Written instruction. Show every line in the entries below where the word "Орлова" appears.

Stored records.
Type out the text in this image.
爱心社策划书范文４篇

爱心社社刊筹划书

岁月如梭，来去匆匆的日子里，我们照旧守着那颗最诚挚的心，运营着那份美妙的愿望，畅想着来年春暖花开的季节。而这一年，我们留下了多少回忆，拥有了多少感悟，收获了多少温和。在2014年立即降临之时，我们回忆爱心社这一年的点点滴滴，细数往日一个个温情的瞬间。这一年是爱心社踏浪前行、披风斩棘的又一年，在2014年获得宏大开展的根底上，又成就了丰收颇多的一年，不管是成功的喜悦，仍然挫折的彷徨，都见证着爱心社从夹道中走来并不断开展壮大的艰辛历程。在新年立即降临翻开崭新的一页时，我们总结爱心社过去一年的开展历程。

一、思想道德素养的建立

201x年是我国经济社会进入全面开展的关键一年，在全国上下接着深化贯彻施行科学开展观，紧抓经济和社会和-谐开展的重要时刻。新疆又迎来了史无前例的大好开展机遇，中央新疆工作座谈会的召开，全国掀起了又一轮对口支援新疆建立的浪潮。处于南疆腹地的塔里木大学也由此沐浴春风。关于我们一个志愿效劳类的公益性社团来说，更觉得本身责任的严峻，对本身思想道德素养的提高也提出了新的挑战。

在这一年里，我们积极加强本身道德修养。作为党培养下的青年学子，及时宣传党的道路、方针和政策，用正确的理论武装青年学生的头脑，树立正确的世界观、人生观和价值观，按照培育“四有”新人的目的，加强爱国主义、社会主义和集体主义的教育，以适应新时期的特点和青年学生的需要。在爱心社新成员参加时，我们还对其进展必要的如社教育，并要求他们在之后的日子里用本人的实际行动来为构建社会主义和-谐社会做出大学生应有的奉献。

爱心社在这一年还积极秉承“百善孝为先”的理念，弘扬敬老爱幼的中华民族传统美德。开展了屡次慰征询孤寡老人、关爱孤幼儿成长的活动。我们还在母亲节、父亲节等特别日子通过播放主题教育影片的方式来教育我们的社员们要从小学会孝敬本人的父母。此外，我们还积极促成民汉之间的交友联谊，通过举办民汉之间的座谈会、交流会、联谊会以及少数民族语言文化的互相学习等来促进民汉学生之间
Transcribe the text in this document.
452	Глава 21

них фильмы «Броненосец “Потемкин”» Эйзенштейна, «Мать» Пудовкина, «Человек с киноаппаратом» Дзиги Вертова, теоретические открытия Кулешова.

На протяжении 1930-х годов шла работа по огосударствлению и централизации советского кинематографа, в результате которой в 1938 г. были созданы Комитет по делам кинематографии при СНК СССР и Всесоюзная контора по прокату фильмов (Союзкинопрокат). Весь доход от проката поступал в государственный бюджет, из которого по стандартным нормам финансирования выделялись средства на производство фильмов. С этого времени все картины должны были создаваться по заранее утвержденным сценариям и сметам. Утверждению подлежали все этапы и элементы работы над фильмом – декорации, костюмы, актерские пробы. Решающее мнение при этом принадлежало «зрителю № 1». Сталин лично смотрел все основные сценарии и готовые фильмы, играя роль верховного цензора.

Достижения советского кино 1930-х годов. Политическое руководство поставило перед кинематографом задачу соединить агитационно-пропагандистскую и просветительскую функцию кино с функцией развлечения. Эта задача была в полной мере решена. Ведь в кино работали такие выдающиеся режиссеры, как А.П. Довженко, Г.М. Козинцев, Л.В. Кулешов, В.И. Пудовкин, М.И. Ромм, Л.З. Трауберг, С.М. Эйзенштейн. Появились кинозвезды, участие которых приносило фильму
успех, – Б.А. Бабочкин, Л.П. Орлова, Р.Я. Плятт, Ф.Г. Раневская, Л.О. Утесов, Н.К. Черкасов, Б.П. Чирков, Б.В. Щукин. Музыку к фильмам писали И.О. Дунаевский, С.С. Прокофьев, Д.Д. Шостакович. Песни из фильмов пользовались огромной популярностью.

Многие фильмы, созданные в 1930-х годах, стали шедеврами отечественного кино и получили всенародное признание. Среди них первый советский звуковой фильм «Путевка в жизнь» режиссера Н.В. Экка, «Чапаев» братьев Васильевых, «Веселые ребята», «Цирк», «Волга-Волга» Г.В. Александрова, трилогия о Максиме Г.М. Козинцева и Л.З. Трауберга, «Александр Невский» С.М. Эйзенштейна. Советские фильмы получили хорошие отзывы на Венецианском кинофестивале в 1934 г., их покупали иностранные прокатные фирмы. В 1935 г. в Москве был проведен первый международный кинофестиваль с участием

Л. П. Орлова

The reply.
успех, – Б.А. Бабочкин, Л.П. Орлова, Р.Я. Плятт, Ф.Г. Раневская, Л.О. Утесов, Н.К. Черкасов, Б.П. Чирков, Б.В. Щукин. Музыку к фильмам писали И.О. Дунаевский, С.С. Прокофьев, Д.Д. Шостакович. Песни из фильмов пользовались огромной популярностью.
Л. П. Орлова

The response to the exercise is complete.